PROBLEM:
How many of these lines hold the string "kemudahan"? Answer with the number only.

EXTRACTED RECORDS:
==*==

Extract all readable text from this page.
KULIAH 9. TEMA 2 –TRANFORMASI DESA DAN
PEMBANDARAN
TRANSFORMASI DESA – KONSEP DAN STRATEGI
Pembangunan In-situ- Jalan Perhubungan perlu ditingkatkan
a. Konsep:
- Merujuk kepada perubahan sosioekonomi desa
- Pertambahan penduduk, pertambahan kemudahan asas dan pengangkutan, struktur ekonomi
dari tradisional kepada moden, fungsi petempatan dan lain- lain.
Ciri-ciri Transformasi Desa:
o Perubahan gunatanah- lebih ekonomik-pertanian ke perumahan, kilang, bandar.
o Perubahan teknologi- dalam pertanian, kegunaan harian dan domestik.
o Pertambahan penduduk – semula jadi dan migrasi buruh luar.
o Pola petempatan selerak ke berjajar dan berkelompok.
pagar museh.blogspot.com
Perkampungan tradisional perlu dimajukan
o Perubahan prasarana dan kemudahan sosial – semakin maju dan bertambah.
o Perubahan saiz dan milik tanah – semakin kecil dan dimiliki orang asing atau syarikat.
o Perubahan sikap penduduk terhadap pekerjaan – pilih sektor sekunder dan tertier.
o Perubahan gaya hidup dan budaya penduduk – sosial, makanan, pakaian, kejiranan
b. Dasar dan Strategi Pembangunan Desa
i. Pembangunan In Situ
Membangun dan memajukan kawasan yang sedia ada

==*==

SOLUTION FOR THIS TASK:
2